Every entry must be copied word for word.

** begin **

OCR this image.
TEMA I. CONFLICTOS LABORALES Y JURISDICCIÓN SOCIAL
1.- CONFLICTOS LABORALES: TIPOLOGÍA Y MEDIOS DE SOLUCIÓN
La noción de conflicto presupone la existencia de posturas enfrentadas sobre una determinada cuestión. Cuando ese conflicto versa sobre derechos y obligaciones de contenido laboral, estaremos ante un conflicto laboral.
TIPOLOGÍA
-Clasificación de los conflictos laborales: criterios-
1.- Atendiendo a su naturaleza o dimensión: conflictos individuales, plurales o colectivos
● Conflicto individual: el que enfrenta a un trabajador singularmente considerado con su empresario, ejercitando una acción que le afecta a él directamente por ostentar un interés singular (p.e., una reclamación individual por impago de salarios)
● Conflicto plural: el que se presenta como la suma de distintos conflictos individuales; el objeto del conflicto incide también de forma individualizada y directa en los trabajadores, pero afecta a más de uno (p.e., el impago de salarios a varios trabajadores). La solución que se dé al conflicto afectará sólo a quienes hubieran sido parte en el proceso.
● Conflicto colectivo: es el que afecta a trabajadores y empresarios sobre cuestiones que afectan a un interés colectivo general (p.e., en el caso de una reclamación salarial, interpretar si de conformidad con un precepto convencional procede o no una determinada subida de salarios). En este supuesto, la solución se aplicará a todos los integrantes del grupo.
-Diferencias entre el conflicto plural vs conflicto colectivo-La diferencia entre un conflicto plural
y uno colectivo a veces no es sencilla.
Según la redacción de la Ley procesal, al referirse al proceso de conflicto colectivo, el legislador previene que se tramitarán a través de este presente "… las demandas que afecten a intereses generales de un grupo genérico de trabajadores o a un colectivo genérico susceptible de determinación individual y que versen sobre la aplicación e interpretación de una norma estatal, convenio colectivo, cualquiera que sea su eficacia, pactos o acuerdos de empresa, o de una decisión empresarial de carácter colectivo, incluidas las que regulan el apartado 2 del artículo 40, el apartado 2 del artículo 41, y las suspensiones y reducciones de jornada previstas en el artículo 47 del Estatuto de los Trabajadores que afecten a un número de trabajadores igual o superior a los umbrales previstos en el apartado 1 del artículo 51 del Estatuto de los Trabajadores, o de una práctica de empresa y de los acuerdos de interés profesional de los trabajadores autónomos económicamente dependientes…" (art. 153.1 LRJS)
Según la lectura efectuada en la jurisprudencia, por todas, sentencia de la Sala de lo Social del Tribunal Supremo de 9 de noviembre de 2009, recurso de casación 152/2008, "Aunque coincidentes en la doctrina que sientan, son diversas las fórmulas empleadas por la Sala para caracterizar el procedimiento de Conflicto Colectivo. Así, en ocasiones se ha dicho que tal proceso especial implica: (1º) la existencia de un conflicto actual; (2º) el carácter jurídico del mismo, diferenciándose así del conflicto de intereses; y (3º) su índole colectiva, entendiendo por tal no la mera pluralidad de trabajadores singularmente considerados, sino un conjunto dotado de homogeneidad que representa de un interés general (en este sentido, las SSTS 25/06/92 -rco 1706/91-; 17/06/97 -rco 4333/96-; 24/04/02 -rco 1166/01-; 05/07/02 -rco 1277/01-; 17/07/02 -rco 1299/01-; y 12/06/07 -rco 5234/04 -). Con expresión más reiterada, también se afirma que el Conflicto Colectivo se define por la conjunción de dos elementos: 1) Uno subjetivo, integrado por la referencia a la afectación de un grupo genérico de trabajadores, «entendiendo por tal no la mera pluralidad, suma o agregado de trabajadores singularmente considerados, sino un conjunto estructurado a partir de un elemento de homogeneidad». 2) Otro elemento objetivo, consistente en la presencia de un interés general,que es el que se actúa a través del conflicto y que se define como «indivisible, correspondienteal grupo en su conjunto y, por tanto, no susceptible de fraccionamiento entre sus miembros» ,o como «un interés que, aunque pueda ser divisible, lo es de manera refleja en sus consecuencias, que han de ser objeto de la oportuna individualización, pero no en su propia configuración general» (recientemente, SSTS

** end **

- Reply
OCR this image.
TEMA I. CONFLICTOS LABORALES Y JURISDICCIÓN SOCIAL
1.- CONFLICTOS LABORALES: TIPOLOGÍA Y MEDIOS DE SOLUCIÓN
La noción de conflicto presupone la existencia de posturas enfrentadas sobre una determinada cuestión. Cuando ese conflicto versa sobre derechos y obligaciones de contenido laboral, estaremos ante un conflicto laboral.
TIPOLOGÍA
-Clasificación de los conflictos laborales: criterios-
1.- Atendiendo a su naturaleza o dimensión: conflictos individuales, plurales o colectivos
● Conflicto individual: el que enfrenta a un trabajador singularmente considerado con su empresario, ejercitando una acción que le afecta a él directamente por ostentar un interés singular (p.e., una reclamación individual por impago de salarios)
● Conflicto plural: el que se presenta como la suma de distintos conflictos individuales; el objeto del conflicto incide también de forma individualizada y directa en los trabajadores, pero afecta a más de uno (p.e., el impago de salarios a varios trabajadores). La solución que se dé al conflicto afectará sólo a quienes hubieran sido parte en el proceso.
● Conflicto colectivo: es el que afecta a trabajadores y empresarios sobre cuestiones que afectan a un interés colectivo general (p.e., en el caso de una reclamación salarial, interpretar si de conformidad con un precepto convencional procede o no una determinada subida de salarios). En este supuesto, la solución se aplicará a todos los integrantes del grupo.
-Diferencias entre el conflicto plural vs conflicto colectivo-La diferencia entre un conflicto plural
y uno colectivo a veces no es sencilla.
Según la redacción de la Ley procesal, al referirse al proceso de conflicto colectivo, el legislador previene que se tramitarán a través de este presente "… las demandas que afecten a intereses generales de un grupo genérico de trabajadores o a un colectivo genérico susceptible de determinación individual y que versen sobre la aplicación e interpretación de una norma estatal, convenio colectivo, cualquiera que sea su eficacia, pactos o acuerdos de empresa, o de una decisión empresarial de carácter colectivo, incluidas las que regulan el apartado 2 del artículo 40, el apartado 2 del artículo 41, y las suspensiones y reducciones de jornada previstas en el artículo 47 del Estatuto de los Trabajadores que afecten a un número de trabajadores igual o superior a los umbrales previstos en el apartado 1 del artículo 51 del Estatuto de los Trabajadores, o de una práctica de empresa y de los acuerdos de interés profesional de los trabajadores autónomos económicamente dependientes…" (art. 153.1 LRJS)
Según la lectura efectuada en la jurisprudencia, por todas, sentencia de la Sala de lo Social del Tribunal Supremo de 9 de noviembre de 2009, recurso de casación 152/2008, "Aunque coincidentes en la doctrina que sientan, son diversas las fórmulas empleadas por la Sala para caracterizar el procedimiento de Conflicto Colectivo. Así, en ocasiones se ha dicho que tal proceso especial implica: (1º) la existencia de un conflicto actual; (2º) el carácter jurídico del mismo, diferenciándose así del conflicto de intereses; y (3º) su índole colectiva, entendiendo por tal no la mera pluralidad de trabajadores singularmente considerados, sino un conjunto dotado de homogeneidad que representa de un interés general (en este sentido, las SSTS 25/06/92 -rco 1706/91-; 17/06/97 -rco 4333/96-; 24/04/02 -rco 1166/01-; 05/07/02 -rco 1277/01-; 17/07/02 -rco 1299/01-; y 12/06/07 -rco 5234/04 -). Con expresión más reiterada, también se afirma que el Conflicto Colectivo se define por la conjunción de dos elementos: 1) Uno subjetivo, integrado por la referencia a la afectación de un grupo genérico de trabajadores, «entendiendo por tal no la mera pluralidad, suma o agregado de trabajadores singularmente considerados, sino un conjunto estructurado a partir de un elemento de homogeneidad». 2) Otro elemento objetivo, consistente en la presencia de un interés general,que es el que se actúa a través del conflicto y que se define como «indivisible, correspondienteal grupo en su conjunto y, por tanto, no susceptible de fraccionamiento entre sus miembros» ,o como «un interés que, aunque pueda ser divisible, lo es de manera refleja en sus consecuencias, que han de ser objeto de la oportuna individualización, pero no en su propia configuración general» (recientemente, SSTS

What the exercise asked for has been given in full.